** BEGIN **
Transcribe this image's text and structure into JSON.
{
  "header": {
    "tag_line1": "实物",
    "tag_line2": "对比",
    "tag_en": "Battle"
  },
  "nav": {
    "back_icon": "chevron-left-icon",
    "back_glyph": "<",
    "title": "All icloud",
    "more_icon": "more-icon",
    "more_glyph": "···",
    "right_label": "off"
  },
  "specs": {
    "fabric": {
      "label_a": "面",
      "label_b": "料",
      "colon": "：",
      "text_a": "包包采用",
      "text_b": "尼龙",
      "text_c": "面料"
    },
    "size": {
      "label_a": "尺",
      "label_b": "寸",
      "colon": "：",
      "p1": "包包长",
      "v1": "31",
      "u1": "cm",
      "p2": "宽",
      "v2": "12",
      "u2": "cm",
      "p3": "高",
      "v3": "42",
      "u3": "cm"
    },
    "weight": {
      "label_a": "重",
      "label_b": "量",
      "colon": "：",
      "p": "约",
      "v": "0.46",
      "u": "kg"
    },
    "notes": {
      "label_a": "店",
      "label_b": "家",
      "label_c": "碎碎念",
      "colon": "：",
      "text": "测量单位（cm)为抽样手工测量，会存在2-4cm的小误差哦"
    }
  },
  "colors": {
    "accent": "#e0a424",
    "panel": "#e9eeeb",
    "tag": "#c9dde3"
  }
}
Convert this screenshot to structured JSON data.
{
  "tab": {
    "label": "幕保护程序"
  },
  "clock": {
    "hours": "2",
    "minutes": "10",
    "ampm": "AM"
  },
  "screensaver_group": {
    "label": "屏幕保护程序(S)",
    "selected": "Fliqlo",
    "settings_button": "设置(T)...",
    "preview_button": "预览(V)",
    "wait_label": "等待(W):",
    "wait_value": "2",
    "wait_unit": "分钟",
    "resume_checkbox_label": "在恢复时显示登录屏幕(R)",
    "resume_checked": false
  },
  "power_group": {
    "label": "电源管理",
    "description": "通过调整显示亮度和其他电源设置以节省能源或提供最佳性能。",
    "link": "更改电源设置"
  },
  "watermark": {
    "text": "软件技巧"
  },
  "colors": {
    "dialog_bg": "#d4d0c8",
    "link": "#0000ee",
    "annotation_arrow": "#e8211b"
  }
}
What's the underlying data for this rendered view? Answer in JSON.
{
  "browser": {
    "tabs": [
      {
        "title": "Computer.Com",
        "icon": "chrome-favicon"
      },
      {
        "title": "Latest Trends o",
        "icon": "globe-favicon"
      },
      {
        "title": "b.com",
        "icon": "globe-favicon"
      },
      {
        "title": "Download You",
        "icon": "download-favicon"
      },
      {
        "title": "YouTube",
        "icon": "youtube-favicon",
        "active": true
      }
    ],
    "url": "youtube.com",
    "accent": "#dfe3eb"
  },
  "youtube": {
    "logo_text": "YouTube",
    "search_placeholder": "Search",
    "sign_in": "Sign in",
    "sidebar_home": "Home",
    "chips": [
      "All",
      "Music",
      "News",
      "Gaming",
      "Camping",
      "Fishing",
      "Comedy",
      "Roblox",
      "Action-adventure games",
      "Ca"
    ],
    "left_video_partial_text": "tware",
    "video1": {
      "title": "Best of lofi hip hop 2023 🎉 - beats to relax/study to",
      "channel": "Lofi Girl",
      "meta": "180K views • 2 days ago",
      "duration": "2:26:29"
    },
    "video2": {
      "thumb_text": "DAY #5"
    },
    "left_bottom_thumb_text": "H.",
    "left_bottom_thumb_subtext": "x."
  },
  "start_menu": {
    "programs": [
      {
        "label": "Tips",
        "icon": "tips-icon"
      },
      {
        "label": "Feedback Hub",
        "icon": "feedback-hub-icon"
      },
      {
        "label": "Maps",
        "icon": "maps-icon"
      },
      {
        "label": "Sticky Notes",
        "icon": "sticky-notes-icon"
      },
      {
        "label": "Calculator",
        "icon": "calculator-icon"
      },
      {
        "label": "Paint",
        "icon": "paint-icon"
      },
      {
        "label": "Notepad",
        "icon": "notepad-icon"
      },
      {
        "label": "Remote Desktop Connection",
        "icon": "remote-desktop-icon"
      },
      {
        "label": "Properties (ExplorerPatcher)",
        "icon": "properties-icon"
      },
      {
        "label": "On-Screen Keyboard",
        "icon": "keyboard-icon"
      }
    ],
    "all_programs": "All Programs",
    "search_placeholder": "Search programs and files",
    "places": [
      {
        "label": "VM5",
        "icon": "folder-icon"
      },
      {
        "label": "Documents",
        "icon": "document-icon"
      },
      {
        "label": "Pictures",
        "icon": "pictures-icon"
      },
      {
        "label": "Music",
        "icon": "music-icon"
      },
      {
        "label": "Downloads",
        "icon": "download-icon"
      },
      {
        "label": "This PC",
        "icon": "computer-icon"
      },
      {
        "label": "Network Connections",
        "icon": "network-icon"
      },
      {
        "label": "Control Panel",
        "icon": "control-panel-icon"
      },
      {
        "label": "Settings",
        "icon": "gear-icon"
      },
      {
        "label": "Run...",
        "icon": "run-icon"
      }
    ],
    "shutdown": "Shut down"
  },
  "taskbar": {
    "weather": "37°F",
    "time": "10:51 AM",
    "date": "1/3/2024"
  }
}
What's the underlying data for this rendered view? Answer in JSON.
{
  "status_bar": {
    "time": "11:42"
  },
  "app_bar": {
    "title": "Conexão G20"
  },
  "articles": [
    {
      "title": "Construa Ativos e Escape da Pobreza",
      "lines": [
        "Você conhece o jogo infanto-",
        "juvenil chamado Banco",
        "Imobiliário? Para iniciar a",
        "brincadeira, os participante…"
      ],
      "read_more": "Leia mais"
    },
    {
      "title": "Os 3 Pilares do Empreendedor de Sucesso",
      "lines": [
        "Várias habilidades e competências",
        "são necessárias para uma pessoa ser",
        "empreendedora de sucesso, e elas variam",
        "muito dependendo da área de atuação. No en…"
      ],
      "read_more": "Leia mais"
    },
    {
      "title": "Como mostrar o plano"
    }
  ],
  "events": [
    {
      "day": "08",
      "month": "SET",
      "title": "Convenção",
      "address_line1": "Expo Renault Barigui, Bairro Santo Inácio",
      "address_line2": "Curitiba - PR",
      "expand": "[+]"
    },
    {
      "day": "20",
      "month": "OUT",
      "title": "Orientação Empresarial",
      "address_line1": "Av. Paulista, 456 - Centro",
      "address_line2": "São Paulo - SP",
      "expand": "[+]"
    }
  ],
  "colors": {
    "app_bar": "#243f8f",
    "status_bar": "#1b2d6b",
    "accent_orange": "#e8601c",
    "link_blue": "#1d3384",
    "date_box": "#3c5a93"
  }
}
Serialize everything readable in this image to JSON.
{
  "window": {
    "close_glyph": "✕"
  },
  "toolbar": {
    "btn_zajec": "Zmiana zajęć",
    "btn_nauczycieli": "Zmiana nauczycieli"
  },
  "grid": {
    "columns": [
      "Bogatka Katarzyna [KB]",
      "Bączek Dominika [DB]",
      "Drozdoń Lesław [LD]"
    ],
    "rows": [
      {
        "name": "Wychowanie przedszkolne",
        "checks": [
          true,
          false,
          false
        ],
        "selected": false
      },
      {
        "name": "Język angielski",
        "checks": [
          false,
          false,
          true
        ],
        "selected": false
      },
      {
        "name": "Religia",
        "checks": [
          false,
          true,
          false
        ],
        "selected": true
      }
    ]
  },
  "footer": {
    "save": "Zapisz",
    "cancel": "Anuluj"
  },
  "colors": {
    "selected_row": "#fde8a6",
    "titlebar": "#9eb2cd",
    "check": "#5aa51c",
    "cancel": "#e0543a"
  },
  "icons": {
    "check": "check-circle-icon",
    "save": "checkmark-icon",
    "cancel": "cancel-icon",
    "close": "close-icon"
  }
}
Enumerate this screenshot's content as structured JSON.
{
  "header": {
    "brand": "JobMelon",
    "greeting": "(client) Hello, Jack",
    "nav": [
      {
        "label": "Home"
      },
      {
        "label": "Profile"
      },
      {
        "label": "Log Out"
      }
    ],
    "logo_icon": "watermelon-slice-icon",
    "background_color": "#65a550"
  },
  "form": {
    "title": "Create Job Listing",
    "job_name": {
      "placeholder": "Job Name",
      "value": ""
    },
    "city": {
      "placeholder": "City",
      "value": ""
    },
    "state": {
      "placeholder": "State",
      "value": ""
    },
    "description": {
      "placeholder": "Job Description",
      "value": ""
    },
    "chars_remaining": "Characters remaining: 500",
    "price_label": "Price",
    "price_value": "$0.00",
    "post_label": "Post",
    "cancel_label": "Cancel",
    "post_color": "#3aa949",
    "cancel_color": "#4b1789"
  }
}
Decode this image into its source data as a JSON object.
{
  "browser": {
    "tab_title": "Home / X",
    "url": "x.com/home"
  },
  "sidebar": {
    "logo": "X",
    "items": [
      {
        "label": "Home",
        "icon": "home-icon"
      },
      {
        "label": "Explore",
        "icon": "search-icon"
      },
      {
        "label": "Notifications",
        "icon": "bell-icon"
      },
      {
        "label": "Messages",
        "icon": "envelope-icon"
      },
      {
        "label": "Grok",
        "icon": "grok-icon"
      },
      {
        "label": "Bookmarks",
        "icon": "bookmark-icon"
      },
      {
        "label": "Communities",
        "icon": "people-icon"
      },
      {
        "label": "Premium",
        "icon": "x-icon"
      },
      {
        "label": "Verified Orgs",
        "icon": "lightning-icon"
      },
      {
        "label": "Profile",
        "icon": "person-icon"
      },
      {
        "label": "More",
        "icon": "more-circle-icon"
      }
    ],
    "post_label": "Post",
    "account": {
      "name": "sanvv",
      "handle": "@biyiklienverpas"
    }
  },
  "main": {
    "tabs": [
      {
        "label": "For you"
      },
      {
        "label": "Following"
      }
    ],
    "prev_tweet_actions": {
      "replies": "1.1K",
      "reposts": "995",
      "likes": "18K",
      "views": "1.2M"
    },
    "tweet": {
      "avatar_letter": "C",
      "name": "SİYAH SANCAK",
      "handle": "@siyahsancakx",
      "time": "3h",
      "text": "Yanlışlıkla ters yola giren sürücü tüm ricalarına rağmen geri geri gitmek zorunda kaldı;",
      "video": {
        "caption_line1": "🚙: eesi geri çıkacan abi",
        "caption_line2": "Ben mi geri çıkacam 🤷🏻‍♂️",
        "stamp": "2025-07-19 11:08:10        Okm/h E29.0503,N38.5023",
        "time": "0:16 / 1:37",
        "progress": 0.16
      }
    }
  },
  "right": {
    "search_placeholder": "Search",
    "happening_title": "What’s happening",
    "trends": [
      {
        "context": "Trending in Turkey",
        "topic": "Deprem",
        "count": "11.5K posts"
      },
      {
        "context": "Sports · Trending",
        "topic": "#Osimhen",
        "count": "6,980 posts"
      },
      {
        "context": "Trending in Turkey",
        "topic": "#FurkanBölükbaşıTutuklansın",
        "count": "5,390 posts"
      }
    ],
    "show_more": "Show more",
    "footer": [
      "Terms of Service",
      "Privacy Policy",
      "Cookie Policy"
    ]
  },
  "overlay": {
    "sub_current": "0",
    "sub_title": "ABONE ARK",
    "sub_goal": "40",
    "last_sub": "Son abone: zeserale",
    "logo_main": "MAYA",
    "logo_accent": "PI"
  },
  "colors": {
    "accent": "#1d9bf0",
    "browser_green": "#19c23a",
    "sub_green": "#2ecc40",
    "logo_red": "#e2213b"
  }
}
** END **
Copy each line containing the word "handle" from the data.

      "handle": "@biyiklienverpas"
      "handle": "@siyahsancakx",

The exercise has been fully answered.